» Stored items from a collection:
....

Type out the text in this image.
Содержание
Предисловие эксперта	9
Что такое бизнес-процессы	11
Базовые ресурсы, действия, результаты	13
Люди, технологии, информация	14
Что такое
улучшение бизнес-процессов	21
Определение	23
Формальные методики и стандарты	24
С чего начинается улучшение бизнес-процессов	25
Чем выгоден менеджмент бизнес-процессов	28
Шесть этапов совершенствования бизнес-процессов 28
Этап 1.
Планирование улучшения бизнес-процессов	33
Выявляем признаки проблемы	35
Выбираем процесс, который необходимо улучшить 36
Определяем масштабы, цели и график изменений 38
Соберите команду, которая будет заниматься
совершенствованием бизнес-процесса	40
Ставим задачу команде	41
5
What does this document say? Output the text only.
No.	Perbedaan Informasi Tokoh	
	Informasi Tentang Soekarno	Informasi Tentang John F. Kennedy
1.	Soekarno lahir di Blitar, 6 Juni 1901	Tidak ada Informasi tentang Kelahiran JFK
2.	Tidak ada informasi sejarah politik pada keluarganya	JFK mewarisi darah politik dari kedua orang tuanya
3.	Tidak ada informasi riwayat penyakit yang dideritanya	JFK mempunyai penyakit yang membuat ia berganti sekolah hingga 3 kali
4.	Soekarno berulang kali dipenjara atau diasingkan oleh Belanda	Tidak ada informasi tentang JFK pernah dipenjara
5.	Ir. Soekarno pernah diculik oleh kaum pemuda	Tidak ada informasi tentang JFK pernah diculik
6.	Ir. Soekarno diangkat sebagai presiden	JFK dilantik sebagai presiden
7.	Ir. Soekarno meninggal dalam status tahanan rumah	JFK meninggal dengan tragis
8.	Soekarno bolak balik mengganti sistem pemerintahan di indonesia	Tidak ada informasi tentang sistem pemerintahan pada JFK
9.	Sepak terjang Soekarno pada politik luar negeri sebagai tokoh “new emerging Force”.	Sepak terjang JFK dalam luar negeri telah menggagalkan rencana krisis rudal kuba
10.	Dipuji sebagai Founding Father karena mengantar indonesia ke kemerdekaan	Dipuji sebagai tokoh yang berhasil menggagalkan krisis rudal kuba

....

» Goal: Reproduce only the lines running from the one that contains "What does this" to the last line of the records.

» Finished task:
What does this document say? Output the text only.
No.	Perbedaan Informasi Tokoh	
	Informasi Tentang Soekarno	Informasi Tentang John F. Kennedy
1.	Soekarno lahir di Blitar, 6 Juni 1901	Tidak ada Informasi tentang Kelahiran JFK
2.	Tidak ada informasi sejarah politik pada keluarganya	JFK mewarisi darah politik dari kedua orang tuanya
3.	Tidak ada informasi riwayat penyakit yang dideritanya	JFK mempunyai penyakit yang membuat ia berganti sekolah hingga 3 kali
4.	Soekarno berulang kali dipenjara atau diasingkan oleh Belanda	Tidak ada informasi tentang JFK pernah dipenjara
5.	Ir. Soekarno pernah diculik oleh kaum pemuda	Tidak ada informasi tentang JFK pernah diculik
6.	Ir. Soekarno diangkat sebagai presiden	JFK dilantik sebagai presiden
7.	Ir. Soekarno meninggal dalam status tahanan rumah	JFK meninggal dengan tragis
8.	Soekarno bolak balik mengganti sistem pemerintahan di indonesia	Tidak ada informasi tentang sistem pemerintahan pada JFK
9.	Sepak terjang Soekarno pada politik luar negeri sebagai tokoh “new emerging Force”.	Sepak terjang JFK dalam luar negeri telah menggagalkan rencana krisis rudal kuba
10.	Dipuji sebagai Founding Father karena mengantar indonesia ke kemerdekaan	Dipuji sebagai tokoh yang berhasil menggagalkan krisis rudal kuba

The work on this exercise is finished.